TASK DETAILS
Reproduce each line exactly. Skip none.

[ENTRIES start]

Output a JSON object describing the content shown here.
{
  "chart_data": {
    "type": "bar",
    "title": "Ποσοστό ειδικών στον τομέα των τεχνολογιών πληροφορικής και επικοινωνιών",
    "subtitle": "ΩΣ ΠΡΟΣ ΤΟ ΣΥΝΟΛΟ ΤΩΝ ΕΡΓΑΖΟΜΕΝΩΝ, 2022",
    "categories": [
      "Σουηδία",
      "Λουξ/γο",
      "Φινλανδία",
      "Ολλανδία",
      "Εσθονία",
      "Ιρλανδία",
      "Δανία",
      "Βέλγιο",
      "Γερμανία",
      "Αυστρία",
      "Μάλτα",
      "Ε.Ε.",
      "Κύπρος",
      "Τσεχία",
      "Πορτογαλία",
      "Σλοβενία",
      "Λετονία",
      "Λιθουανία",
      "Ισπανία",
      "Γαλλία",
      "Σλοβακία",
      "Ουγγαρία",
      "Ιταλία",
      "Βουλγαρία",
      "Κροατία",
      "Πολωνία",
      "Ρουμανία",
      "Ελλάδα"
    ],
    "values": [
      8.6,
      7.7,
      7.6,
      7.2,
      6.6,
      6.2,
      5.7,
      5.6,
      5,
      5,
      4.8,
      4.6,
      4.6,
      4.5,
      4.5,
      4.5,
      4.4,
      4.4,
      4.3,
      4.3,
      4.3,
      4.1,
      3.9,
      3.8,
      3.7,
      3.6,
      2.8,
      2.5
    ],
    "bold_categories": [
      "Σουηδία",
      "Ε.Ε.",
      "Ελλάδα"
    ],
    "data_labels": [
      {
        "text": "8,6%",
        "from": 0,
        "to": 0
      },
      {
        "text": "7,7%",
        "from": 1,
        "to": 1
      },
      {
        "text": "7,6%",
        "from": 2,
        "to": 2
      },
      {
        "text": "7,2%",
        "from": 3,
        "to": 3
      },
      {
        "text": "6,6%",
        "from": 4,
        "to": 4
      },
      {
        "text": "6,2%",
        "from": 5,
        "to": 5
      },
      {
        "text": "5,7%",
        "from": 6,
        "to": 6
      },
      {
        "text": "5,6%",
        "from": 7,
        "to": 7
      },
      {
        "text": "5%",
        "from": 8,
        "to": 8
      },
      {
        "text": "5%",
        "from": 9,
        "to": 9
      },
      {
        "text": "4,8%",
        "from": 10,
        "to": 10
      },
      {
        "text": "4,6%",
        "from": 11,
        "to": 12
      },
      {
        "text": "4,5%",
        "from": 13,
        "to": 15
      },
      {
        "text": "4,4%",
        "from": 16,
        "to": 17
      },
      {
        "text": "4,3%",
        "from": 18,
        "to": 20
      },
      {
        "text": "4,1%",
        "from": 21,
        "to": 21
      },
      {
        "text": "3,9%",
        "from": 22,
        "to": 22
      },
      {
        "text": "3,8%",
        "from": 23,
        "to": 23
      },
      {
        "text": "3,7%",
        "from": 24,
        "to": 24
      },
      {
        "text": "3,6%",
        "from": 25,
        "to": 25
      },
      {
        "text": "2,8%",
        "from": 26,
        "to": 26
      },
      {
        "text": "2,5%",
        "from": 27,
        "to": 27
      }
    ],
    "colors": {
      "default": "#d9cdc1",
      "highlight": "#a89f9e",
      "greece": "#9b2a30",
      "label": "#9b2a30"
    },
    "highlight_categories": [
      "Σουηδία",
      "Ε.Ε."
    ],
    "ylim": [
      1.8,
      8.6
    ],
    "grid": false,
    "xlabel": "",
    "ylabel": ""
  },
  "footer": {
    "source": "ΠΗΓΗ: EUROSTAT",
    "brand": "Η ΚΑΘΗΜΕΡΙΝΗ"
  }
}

[ENTRIES end]

ANSWER IN FULL
Output a JSON object describing the content shown here.
{
  "chart_data": {
    "type": "bar",
    "title": "Ποσοστό ειδικών στον τομέα των τεχνολογιών πληροφορικής και επικοινωνιών",
    "subtitle": "ΩΣ ΠΡΟΣ ΤΟ ΣΥΝΟΛΟ ΤΩΝ ΕΡΓΑΖΟΜΕΝΩΝ, 2022",
    "categories": [
      "Σουηδία",
      "Λουξ/γο",
      "Φινλανδία",
      "Ολλανδία",
      "Εσθονία",
      "Ιρλανδία",
      "Δανία",
      "Βέλγιο",
      "Γερμανία",
      "Αυστρία",
      "Μάλτα",
      "Ε.Ε.",
      "Κύπρος",
      "Τσεχία",
      "Πορτογαλία",
      "Σλοβενία",
      "Λετονία",
      "Λιθουανία",
      "Ισπανία",
      "Γαλλία",
      "Σλοβακία",
      "Ουγγαρία",
      "Ιταλία",
      "Βουλγαρία",
      "Κροατία",
      "Πολωνία",
      "Ρουμανία",
      "Ελλάδα"
    ],
    "values": [
      8.6,
      7.7,
      7.6,
      7.2,
      6.6,
      6.2,
      5.7,
      5.6,
      5,
      5,
      4.8,
      4.6,
      4.6,
      4.5,
      4.5,
      4.5,
      4.4,
      4.4,
      4.3,
      4.3,
      4.3,
      4.1,
      3.9,
      3.8,
      3.7,
      3.6,
      2.8,
      2.5
    ],
    "bold_categories": [
      "Σουηδία",
      "Ε.Ε.",
      "Ελλάδα"
    ],
    "data_labels": [
      {
        "text": "8,6%",
        "from": 0,
        "to": 0
      },
      {
        "text": "7,7%",
        "from": 1,
        "to": 1
      },
      {
        "text": "7,6%",
        "from": 2,
        "to": 2
      },
      {
        "text": "7,2%",
        "from": 3,
        "to": 3
      },
      {
        "text": "6,6%",
        "from": 4,
        "to": 4
      },
      {
        "text": "6,2%",
        "from": 5,
        "to": 5
      },
      {
        "text": "5,7%",
        "from": 6,
        "to": 6
      },
      {
        "text": "5,6%",
        "from": 7,
        "to": 7
      },
      {
        "text": "5%",
        "from": 8,
        "to": 8
      },
      {
        "text": "5%",
        "from": 9,
        "to": 9
      },
      {
        "text": "4,8%",
        "from": 10,
        "to": 10
      },
      {
        "text": "4,6%",
        "from": 11,
        "to": 12
      },
      {
        "text": "4,5%",
        "from": 13,
        "to": 15
      },
      {
        "text": "4,4%",
        "from": 16,
        "to": 17
      },
      {
        "text": "4,3%",
        "from": 18,
        "to": 20
      },
      {
        "text": "4,1%",
        "from": 21,
        "to": 21
      },
      {
        "text": "3,9%",
        "from": 22,
        "to": 22
      },
      {
        "text": "3,8%",
        "from": 23,
        "to": 23
      },
      {
        "text": "3,7%",
        "from": 24,
        "to": 24
      },
      {
        "text": "3,6%",
        "from": 25,
        "to": 25
      },
      {
        "text": "2,8%",
        "from": 26,
        "to": 26
      },
      {
        "text": "2,5%",
        "from": 27,
        "to": 27
      }
    ],
    "colors": {
      "default": "#d9cdc1",
      "highlight": "#a89f9e",
      "greece": "#9b2a30",
      "label": "#9b2a30"
    },
    "highlight_categories": [
      "Σουηδία",
      "Ε.Ε."
    ],
    "ylim": [
      1.8,
      8.6
    ],
    "grid": false,
    "xlabel": "",
    "ylabel": ""
  },
  "footer": {
    "source": "ΠΗΓΗ: EUROSTAT",
    "brand": "Η ΚΑΘΗΜΕΡΙΝΗ"
  }
}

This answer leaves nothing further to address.